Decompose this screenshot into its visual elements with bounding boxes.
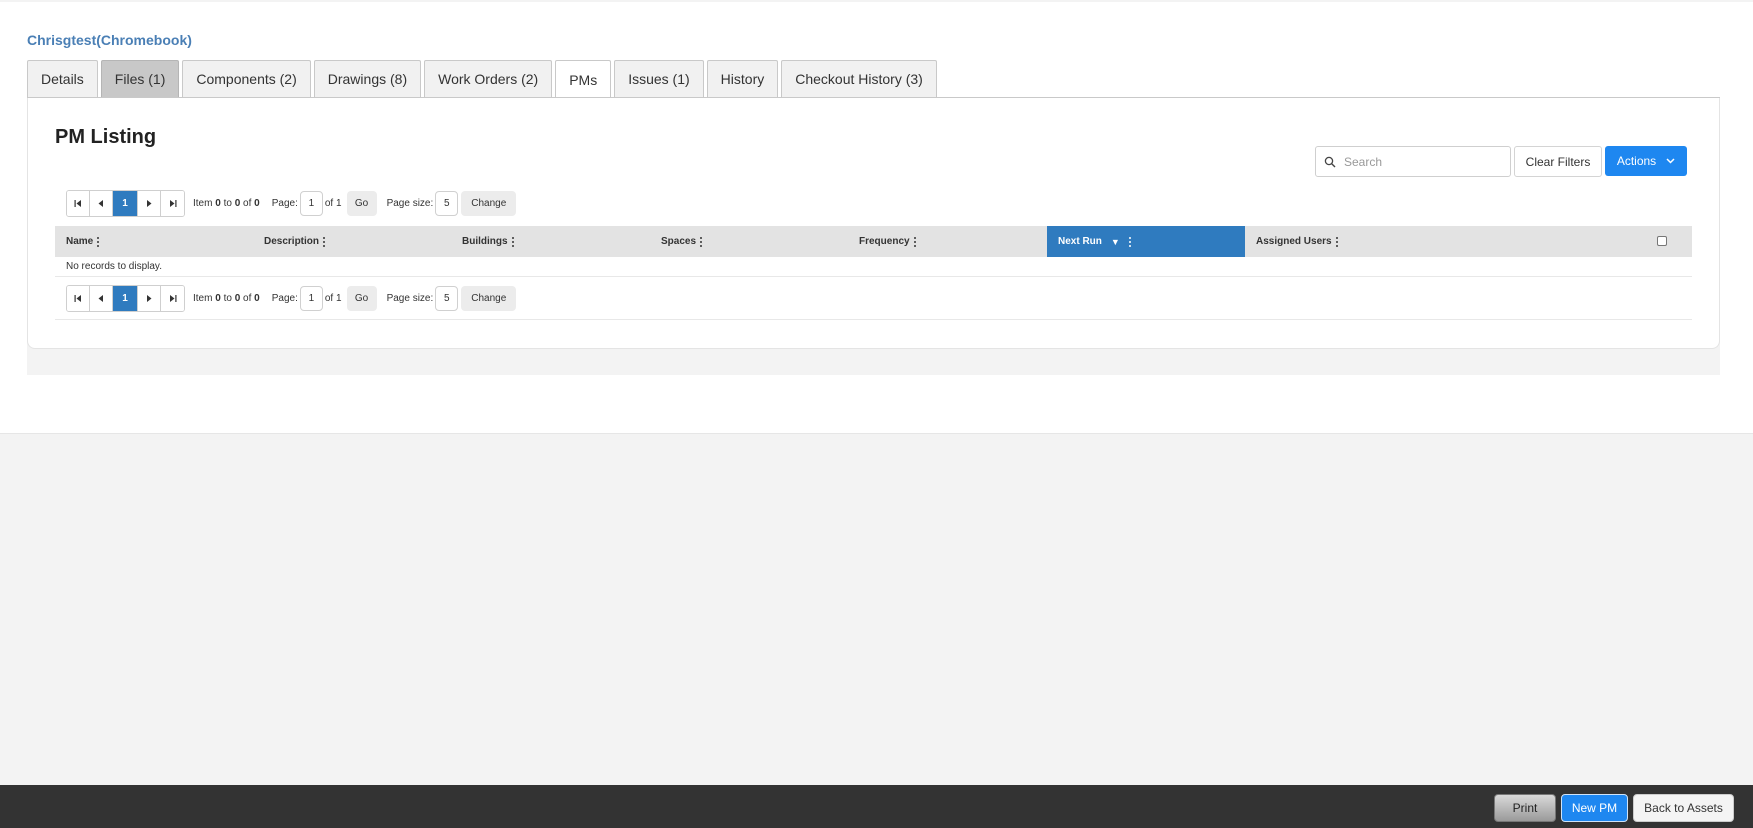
tab-issues[interactable]: Issues (1) — [614, 60, 704, 97]
pm-listing-card: PM Listing Clear Filters Actions 1 — [27, 98, 1720, 349]
go-button[interactable]: Go — [346, 286, 377, 311]
page-size-label: Page size: — [386, 198, 434, 209]
pager-to-word: to — [223, 198, 232, 209]
last-page-icon[interactable] — [161, 286, 184, 311]
search-icon — [1316, 156, 1344, 168]
pager-info: Item 0 to 0 of 0 — [193, 293, 260, 304]
prev-page-icon[interactable] — [90, 286, 113, 311]
go-button[interactable]: Go — [346, 191, 377, 216]
pager-item-label: Item — [193, 293, 213, 304]
tab-files[interactable]: Files (1) — [100, 60, 180, 97]
asset-title[interactable]: Chrisgtest(Chromebook) — [27, 32, 192, 48]
kebab-menu-icon[interactable] — [511, 236, 514, 247]
tab-drawings[interactable]: Drawings (8) — [313, 60, 422, 97]
tab-checkout-history[interactable]: Checkout History (3) — [781, 60, 937, 97]
column-header-frequency[interactable]: Frequency — [848, 226, 1047, 257]
column-label: Next Run — [1058, 236, 1102, 247]
pager-to-word: to — [223, 293, 232, 304]
page-of-text: of 1 — [324, 293, 342, 304]
sort-descending-icon: ▼ — [1110, 236, 1120, 247]
column-label: Name — [66, 236, 94, 247]
next-page-icon[interactable] — [138, 191, 161, 216]
pager-bottom: 1 Item 0 to 0 of 0 Page: 1 of 1 Go Page … — [66, 285, 517, 312]
pager-item-label: Item — [193, 198, 213, 209]
search-box[interactable] — [1315, 146, 1511, 177]
kebab-menu-icon[interactable] — [1128, 236, 1131, 247]
page-size-input[interactable]: 5 — [435, 191, 459, 216]
page-number-input[interactable]: 1 — [299, 286, 323, 311]
pager-top: 1 Item 0 to 0 of 0 Page: 1 of 1 Go Page … — [66, 190, 517, 217]
bottom-action-bar: Print New PM Back to Assets — [0, 785, 1753, 828]
actions-label: Actions — [1616, 154, 1657, 168]
select-all-checkbox[interactable] — [1657, 236, 1667, 246]
actions-button[interactable]: Actions — [1605, 146, 1687, 176]
pager-item-total: 0 — [254, 293, 260, 304]
page-number-input[interactable]: 1 — [299, 191, 323, 216]
pager-of-word: of — [243, 198, 252, 209]
pager-item-from: 0 — [215, 198, 221, 209]
pager-of-word: of — [243, 293, 252, 304]
grid-header: Name Description Buildings Spaces Freque… — [55, 226, 1692, 257]
tab-details[interactable]: Details — [27, 60, 98, 97]
column-header-assigned-users[interactable]: Assigned Users — [1245, 226, 1445, 257]
new-pm-button[interactable]: New PM — [1561, 794, 1628, 822]
current-page-button[interactable]: 1 — [113, 286, 138, 311]
column-label: Frequency — [859, 236, 910, 247]
grid-bottom-divider — [55, 319, 1692, 320]
prev-page-icon[interactable] — [90, 191, 113, 216]
column-label: Buildings — [462, 236, 508, 247]
tab-history[interactable]: History — [706, 60, 779, 97]
change-page-size-button[interactable]: Change — [461, 286, 517, 311]
asset-page-card: Chrisgtest(Chromebook) Details Files (1)… — [0, 2, 1753, 434]
current-page-button[interactable]: 1 — [113, 191, 138, 216]
first-page-icon[interactable] — [67, 286, 90, 311]
tab-pms[interactable]: PMs — [555, 60, 612, 98]
pager-info: Item 0 to 0 of 0 — [193, 198, 260, 209]
tab-work-orders[interactable]: Work Orders (2) — [424, 60, 553, 97]
last-page-icon[interactable] — [161, 191, 184, 216]
pm-grid: Name Description Buildings Spaces Freque… — [55, 226, 1692, 277]
pager-buttons: 1 — [66, 285, 185, 312]
grid-empty-message: No records to display. — [55, 257, 1692, 277]
pager-item-to: 0 — [234, 293, 241, 304]
chevron-down-icon — [1666, 158, 1675, 164]
pager-buttons: 1 — [66, 190, 185, 217]
kebab-menu-icon[interactable] — [700, 236, 703, 247]
first-page-icon[interactable] — [67, 191, 90, 216]
column-label: Description — [264, 236, 320, 247]
column-label: Assigned Users — [1256, 236, 1332, 247]
column-header-description[interactable]: Description — [253, 226, 451, 257]
pager-item-to: 0 — [234, 198, 241, 209]
column-header-name[interactable]: Name — [55, 226, 253, 257]
column-header-next-run[interactable]: Next Run ▼ — [1047, 226, 1245, 257]
search-input[interactable] — [1344, 154, 1504, 169]
page-size-input[interactable]: 5 — [435, 286, 459, 311]
pager-item-from: 0 — [215, 293, 221, 304]
tab-components[interactable]: Components (2) — [182, 60, 311, 97]
kebab-menu-icon[interactable] — [1335, 236, 1338, 247]
pms-tab-panel: PM Listing Clear Filters Actions 1 — [27, 97, 1720, 375]
column-label: Spaces — [661, 236, 697, 247]
page-size-label: Page size: — [386, 293, 434, 304]
kebab-menu-icon[interactable] — [913, 236, 916, 247]
page-label: Page: — [271, 293, 298, 304]
next-page-icon[interactable] — [138, 286, 161, 311]
change-page-size-button[interactable]: Change — [461, 191, 517, 216]
page-label: Page: — [271, 198, 298, 209]
pager-item-total: 0 — [254, 198, 260, 209]
page-title: PM Listing — [55, 126, 157, 148]
asset-tabs: Details Files (1) Components (2) Drawing… — [27, 60, 940, 98]
column-header-buildings[interactable]: Buildings — [451, 226, 650, 257]
print-button[interactable]: Print — [1494, 794, 1556, 822]
back-to-assets-button[interactable]: Back to Assets — [1633, 794, 1734, 822]
clear-filters-button[interactable]: Clear Filters — [1514, 146, 1602, 177]
kebab-menu-icon[interactable] — [97, 236, 100, 247]
kebab-menu-icon[interactable] — [323, 236, 326, 247]
column-header-spaces[interactable]: Spaces — [650, 226, 848, 257]
page-of-text: of 1 — [324, 198, 342, 209]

● Aim of the exercise
Reproduce the stretch of the data above from the line containing "tab-issues[interactable]: Issues (1)" through the line containing "kebab-menu-icon[interactable] — [511, 236, 514, 247]", with both of those lines included.

● Exercise result
tab-issues[interactable]: Issues (1) — [614, 60, 704, 97]
pm-listing-card: PM Listing Clear Filters Actions 1 — [27, 98, 1720, 349]
go-button[interactable]: Go — [346, 286, 377, 311]
page-size-label: Page size: — [386, 198, 434, 209]
pager-to-word: to — [223, 198, 232, 209]
last-page-icon[interactable] — [161, 286, 184, 311]
search-icon — [1316, 156, 1344, 168]
pager-info: Item 0 to 0 of 0 — [193, 293, 260, 304]
prev-page-icon[interactable] — [90, 286, 113, 311]
go-button[interactable]: Go — [346, 191, 377, 216]
pager-item-label: Item — [193, 293, 213, 304]
tab-files[interactable]: Files (1) — [100, 60, 180, 97]
asset-title[interactable]: Chrisgtest(Chromebook) — [27, 32, 192, 48]
kebab-menu-icon[interactable] — [511, 236, 514, 247]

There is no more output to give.